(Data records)
* Begin *

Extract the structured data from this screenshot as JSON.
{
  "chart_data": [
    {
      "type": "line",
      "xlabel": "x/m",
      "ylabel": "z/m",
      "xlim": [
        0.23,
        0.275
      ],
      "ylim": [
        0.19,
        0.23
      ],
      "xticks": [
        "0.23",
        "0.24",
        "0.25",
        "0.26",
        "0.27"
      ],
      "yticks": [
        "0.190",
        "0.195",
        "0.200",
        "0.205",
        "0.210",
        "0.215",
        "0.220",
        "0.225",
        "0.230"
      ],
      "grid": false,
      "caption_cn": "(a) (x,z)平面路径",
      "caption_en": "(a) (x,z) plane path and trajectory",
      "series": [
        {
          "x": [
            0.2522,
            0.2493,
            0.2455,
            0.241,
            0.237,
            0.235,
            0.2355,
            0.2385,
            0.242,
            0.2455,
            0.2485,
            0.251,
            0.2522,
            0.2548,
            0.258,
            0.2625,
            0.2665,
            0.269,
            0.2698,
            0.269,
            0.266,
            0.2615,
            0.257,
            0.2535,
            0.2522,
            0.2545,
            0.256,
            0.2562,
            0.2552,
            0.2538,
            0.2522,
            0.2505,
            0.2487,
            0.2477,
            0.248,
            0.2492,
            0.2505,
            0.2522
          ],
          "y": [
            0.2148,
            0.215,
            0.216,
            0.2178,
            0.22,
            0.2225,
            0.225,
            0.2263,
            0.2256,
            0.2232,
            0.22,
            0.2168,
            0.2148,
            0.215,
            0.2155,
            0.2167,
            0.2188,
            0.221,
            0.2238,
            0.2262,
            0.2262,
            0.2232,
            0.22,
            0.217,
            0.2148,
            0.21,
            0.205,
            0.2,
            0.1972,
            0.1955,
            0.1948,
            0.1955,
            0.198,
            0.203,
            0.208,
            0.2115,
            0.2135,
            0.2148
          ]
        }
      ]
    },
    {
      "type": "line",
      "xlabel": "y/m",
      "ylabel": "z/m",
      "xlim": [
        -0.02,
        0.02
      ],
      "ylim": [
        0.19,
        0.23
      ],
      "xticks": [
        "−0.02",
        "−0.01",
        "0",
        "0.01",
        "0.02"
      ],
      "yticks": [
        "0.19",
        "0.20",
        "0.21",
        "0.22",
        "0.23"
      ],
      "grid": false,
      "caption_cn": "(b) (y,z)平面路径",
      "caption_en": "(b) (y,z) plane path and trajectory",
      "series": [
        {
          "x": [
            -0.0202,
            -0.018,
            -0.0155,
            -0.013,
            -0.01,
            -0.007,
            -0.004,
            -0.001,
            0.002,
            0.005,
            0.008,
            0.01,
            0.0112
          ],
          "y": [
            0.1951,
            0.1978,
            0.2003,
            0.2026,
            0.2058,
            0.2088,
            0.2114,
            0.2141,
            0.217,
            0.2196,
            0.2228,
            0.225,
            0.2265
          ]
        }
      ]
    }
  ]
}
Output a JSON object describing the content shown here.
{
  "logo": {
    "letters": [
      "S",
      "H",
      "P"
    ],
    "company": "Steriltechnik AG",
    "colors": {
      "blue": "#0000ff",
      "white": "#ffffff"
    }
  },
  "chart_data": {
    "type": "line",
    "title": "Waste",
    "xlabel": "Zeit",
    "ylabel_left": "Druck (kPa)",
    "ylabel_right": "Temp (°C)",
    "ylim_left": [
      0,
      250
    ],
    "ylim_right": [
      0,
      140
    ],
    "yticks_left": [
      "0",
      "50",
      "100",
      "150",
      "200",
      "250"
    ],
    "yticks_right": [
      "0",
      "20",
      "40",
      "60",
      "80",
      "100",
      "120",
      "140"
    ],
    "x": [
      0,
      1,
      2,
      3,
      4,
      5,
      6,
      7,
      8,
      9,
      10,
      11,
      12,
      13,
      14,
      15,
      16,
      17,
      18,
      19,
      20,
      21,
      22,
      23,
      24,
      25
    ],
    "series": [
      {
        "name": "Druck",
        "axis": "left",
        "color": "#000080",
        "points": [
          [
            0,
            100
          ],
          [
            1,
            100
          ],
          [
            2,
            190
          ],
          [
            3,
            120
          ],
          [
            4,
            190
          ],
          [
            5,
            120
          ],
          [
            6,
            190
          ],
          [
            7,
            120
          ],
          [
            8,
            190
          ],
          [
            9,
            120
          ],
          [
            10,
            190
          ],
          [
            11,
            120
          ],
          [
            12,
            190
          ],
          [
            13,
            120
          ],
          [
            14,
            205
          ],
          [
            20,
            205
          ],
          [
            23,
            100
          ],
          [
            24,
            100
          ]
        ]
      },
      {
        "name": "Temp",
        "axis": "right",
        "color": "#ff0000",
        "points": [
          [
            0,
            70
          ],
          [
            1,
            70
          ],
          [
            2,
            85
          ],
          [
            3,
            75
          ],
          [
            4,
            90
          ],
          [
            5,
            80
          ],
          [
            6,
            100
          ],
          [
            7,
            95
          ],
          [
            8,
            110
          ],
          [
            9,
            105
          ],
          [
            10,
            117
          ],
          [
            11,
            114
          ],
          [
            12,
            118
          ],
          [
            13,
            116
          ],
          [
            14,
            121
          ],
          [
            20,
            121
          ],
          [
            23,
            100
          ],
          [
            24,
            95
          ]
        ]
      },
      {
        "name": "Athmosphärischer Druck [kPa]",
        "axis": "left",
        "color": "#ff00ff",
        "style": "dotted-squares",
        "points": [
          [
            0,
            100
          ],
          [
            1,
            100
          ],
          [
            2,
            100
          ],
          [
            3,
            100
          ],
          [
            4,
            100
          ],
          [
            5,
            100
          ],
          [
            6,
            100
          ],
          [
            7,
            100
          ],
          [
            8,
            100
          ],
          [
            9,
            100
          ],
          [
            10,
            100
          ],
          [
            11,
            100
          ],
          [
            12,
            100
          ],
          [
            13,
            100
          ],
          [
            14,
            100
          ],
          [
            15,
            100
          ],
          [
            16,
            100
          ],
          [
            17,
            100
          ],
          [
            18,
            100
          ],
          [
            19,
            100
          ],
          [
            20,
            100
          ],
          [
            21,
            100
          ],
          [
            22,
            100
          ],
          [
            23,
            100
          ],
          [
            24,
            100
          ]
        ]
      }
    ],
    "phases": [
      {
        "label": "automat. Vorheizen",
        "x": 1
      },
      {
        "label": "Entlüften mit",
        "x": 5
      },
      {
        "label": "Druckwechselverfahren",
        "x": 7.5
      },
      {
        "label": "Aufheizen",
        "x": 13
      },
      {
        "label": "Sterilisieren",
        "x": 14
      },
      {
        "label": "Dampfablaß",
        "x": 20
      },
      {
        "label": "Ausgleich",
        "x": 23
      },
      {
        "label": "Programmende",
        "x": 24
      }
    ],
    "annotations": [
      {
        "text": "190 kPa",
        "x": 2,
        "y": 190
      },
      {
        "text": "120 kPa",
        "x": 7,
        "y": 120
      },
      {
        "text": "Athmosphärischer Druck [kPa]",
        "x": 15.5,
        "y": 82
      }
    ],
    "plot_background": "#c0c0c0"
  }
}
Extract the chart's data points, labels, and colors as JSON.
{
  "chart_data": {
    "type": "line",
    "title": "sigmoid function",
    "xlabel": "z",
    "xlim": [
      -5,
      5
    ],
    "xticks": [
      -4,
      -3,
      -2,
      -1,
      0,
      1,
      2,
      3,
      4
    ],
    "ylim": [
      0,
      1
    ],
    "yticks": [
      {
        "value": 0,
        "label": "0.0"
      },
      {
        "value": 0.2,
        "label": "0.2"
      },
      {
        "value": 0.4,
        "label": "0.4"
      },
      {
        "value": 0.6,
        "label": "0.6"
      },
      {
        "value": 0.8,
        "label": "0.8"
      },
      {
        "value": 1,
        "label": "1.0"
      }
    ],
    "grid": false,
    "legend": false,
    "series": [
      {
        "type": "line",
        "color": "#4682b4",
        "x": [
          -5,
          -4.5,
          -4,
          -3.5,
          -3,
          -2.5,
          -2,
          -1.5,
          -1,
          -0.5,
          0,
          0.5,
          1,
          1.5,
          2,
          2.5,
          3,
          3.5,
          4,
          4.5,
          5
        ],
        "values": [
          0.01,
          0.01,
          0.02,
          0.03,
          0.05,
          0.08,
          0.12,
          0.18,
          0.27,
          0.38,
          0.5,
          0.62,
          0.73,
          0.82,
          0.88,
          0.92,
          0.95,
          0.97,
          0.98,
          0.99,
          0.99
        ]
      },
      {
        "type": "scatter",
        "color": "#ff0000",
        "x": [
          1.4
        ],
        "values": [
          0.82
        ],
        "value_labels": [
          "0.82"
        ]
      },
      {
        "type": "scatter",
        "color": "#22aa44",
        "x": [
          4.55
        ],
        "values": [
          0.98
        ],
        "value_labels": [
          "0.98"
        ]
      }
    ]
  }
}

* End *

Stated goal: Report how many lines of the records above contain the word "trajectory", giving only the number.

Answer to the problem: 2